§ **Problem requirements**:
Each entry that follows must be output without any deviation.

[Figure content listings]
::::::::
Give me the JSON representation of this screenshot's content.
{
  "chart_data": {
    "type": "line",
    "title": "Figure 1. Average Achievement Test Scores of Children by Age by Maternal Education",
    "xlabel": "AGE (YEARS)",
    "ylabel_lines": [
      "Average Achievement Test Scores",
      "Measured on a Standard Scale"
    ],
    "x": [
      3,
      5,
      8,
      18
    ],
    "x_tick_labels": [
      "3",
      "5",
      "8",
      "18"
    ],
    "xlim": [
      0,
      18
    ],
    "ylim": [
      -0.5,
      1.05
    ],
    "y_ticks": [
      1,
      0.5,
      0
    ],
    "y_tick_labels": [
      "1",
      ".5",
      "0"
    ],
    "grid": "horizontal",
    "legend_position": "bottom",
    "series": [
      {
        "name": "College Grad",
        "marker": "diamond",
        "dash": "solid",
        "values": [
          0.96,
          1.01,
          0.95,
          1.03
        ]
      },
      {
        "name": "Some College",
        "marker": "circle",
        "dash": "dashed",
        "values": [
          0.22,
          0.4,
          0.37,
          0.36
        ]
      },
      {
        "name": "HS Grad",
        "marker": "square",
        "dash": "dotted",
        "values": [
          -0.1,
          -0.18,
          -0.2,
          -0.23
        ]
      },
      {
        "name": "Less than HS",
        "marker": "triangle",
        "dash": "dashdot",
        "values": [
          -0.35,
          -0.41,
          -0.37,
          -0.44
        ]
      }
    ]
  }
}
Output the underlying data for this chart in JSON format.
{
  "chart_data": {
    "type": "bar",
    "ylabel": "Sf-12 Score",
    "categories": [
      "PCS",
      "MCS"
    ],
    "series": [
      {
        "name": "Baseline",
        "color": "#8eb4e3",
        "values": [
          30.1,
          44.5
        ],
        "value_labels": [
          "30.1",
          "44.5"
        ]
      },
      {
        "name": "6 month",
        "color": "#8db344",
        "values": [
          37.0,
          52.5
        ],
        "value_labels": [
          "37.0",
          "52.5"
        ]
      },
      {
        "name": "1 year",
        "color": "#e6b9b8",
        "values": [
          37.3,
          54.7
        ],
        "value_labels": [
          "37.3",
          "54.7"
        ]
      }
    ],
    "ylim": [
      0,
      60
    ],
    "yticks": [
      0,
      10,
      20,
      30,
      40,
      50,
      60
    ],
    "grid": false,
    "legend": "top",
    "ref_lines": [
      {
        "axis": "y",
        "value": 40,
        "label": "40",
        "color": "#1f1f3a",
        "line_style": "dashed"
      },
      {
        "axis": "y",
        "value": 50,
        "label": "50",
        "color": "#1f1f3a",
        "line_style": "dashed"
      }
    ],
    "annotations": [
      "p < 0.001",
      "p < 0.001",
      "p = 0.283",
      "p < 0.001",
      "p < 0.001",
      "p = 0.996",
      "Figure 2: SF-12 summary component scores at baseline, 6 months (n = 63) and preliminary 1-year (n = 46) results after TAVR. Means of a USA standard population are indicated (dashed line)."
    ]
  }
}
::::::::
§ **The reply**:
Give me the JSON representation of this screenshot's content.
{
  "chart_data": {
    "type": "line",
    "title": "Figure 1. Average Achievement Test Scores of Children by Age by Maternal Education",
    "xlabel": "AGE (YEARS)",
    "ylabel_lines": [
      "Average Achievement Test Scores",
      "Measured on a Standard Scale"
    ],
    "x": [
      3,
      5,
      8,
      18
    ],
    "x_tick_labels": [
      "3",
      "5",
      "8",
      "18"
    ],
    "xlim": [
      0,
      18
    ],
    "ylim": [
      -0.5,
      1.05
    ],
    "y_ticks": [
      1,
      0.5,
      0
    ],
    "y_tick_labels": [
      "1",
      ".5",
      "0"
    ],
    "grid": "horizontal",
    "legend_position": "bottom",
    "series": [
      {
        "name": "College Grad",
        "marker": "diamond",
        "dash": "solid",
        "values": [
          0.96,
          1.01,
          0.95,
          1.03
        ]
      },
      {
        "name": "Some College",
        "marker": "circle",
        "dash": "dashed",
        "values": [
          0.22,
          0.4,
          0.37,
          0.36
        ]
      },
      {
        "name": "HS Grad",
        "marker": "square",
        "dash": "dotted",
        "values": [
          -0.1,
          -0.18,
          -0.2,
          -0.23
        ]
      },
      {
        "name": "Less than HS",
        "marker": "triangle",
        "dash": "dashdot",
        "values": [
          -0.35,
          -0.41,
          -0.37,
          -0.44
        ]
      }
    ]
  }
}
Output the underlying data for this chart in JSON format.
{
  "chart_data": {
    "type": "bar",
    "ylabel": "Sf-12 Score",
    "categories": [
      "PCS",
      "MCS"
    ],
    "series": [
      {
        "name": "Baseline",
        "color": "#8eb4e3",
        "values": [
          30.1,
          44.5
        ],
        "value_labels": [
          "30.1",
          "44.5"
        ]
      },
      {
        "name": "6 month",
        "color": "#8db344",
        "values": [
          37.0,
          52.5
        ],
        "value_labels": [
          "37.0",
          "52.5"
        ]
      },
      {
        "name": "1 year",
        "color": "#e6b9b8",
        "values": [
          37.3,
          54.7
        ],
        "value_labels": [
          "37.3",
          "54.7"
        ]
      }
    ],
    "ylim": [
      0,
      60
    ],
    "yticks": [
      0,
      10,
      20,
      30,
      40,
      50,
      60
    ],
    "grid": false,
    "legend": "top",
    "ref_lines": [
      {
        "axis": "y",
        "value": 40,
        "label": "40",
        "color": "#1f1f3a",
        "line_style": "dashed"
      },
      {
        "axis": "y",
        "value": 50,
        "label": "50",
        "color": "#1f1f3a",
        "line_style": "dashed"
      }
    ],
    "annotations": [
      "p < 0.001",
      "p < 0.001",
      "p = 0.283",
      "p < 0.001",
      "p < 0.001",
      "p = 0.996",
      "Figure 2: SF-12 summary component scores at baseline, 6 months (n = 63) and preliminary 1-year (n = 46) results after TAVR. Means of a USA standard population are indicated (dashed line)."
    ]
  }
}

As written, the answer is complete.